* begin *

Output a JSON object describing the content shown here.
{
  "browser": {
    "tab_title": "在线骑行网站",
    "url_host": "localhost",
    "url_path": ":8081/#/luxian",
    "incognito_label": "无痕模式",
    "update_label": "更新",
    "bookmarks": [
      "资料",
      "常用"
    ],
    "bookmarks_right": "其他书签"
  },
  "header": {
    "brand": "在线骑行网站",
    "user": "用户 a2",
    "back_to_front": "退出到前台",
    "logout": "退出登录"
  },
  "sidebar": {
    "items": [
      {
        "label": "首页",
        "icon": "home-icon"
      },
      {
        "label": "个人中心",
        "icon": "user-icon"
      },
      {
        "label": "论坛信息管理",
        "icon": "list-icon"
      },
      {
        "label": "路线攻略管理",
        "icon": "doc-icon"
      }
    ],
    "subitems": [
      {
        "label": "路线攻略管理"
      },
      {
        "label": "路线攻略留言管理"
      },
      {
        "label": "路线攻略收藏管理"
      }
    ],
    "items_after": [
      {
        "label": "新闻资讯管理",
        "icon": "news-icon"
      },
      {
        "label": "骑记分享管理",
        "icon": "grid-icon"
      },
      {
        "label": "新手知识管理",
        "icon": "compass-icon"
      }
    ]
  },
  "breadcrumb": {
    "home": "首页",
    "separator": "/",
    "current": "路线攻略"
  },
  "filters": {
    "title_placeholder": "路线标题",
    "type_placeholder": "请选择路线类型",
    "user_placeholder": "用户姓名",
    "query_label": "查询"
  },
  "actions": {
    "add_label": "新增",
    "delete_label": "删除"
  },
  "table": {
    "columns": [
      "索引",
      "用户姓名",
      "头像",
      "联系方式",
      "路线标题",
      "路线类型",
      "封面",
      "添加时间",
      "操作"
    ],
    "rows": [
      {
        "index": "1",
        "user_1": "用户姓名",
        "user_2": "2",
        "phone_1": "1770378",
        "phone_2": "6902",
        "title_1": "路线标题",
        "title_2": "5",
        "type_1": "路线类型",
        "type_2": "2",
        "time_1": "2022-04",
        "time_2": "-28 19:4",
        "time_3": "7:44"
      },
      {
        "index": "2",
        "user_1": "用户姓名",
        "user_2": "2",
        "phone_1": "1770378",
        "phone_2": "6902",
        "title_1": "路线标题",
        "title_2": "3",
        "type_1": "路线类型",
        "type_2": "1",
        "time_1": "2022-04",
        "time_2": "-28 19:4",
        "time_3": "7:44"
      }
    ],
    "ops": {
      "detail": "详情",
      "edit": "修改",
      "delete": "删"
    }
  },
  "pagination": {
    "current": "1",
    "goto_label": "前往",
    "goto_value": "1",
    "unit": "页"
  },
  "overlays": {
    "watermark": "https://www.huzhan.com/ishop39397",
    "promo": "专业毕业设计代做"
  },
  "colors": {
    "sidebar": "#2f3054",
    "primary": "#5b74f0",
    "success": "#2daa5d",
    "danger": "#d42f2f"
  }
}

* end *

■ Given task ■
Transcribe every entry exactly.

■ Worked answer ■
Output a JSON object describing the content shown here.
{
  "browser": {
    "tab_title": "在线骑行网站",
    "url_host": "localhost",
    "url_path": ":8081/#/luxian",
    "incognito_label": "无痕模式",
    "update_label": "更新",
    "bookmarks": [
      "资料",
      "常用"
    ],
    "bookmarks_right": "其他书签"
  },
  "header": {
    "brand": "在线骑行网站",
    "user": "用户 a2",
    "back_to_front": "退出到前台",
    "logout": "退出登录"
  },
  "sidebar": {
    "items": [
      {
        "label": "首页",
        "icon": "home-icon"
      },
      {
        "label": "个人中心",
        "icon": "user-icon"
      },
      {
        "label": "论坛信息管理",
        "icon": "list-icon"
      },
      {
        "label": "路线攻略管理",
        "icon": "doc-icon"
      }
    ],
    "subitems": [
      {
        "label": "路线攻略管理"
      },
      {
        "label": "路线攻略留言管理"
      },
      {
        "label": "路线攻略收藏管理"
      }
    ],
    "items_after": [
      {
        "label": "新闻资讯管理",
        "icon": "news-icon"
      },
      {
        "label": "骑记分享管理",
        "icon": "grid-icon"
      },
      {
        "label": "新手知识管理",
        "icon": "compass-icon"
      }
    ]
  },
  "breadcrumb": {
    "home": "首页",
    "separator": "/",
    "current": "路线攻略"
  },
  "filters": {
    "title_placeholder": "路线标题",
    "type_placeholder": "请选择路线类型",
    "user_placeholder": "用户姓名",
    "query_label": "查询"
  },
  "actions": {
    "add_label": "新增",
    "delete_label": "删除"
  },
  "table": {
    "columns": [
      "索引",
      "用户姓名",
      "头像",
      "联系方式",
      "路线标题",
      "路线类型",
      "封面",
      "添加时间",
      "操作"
    ],
    "rows": [
      {
        "index": "1",
        "user_1": "用户姓名",
        "user_2": "2",
        "phone_1": "1770378",
        "phone_2": "6902",
        "title_1": "路线标题",
        "title_2": "5",
        "type_1": "路线类型",
        "type_2": "2",
        "time_1": "2022-04",
        "time_2": "-28 19:4",
        "time_3": "7:44"
      },
      {
        "index": "2",
        "user_1": "用户姓名",
        "user_2": "2",
        "phone_1": "1770378",
        "phone_2": "6902",
        "title_1": "路线标题",
        "title_2": "3",
        "type_1": "路线类型",
        "type_2": "1",
        "time_1": "2022-04",
        "time_2": "-28 19:4",
        "time_3": "7:44"
      }
    ],
    "ops": {
      "detail": "详情",
      "edit": "修改",
      "delete": "删"
    }
  },
  "pagination": {
    "current": "1",
    "goto_label": "前往",
    "goto_value": "1",
    "unit": "页"
  },
  "overlays": {
    "watermark": "https://www.huzhan.com/ishop39397",
    "promo": "专业毕业设计代做"
  },
  "colors": {
    "sidebar": "#2f3054",
    "primary": "#5b74f0",
    "success": "#2daa5d",
    "danger": "#d42f2f"
  }
}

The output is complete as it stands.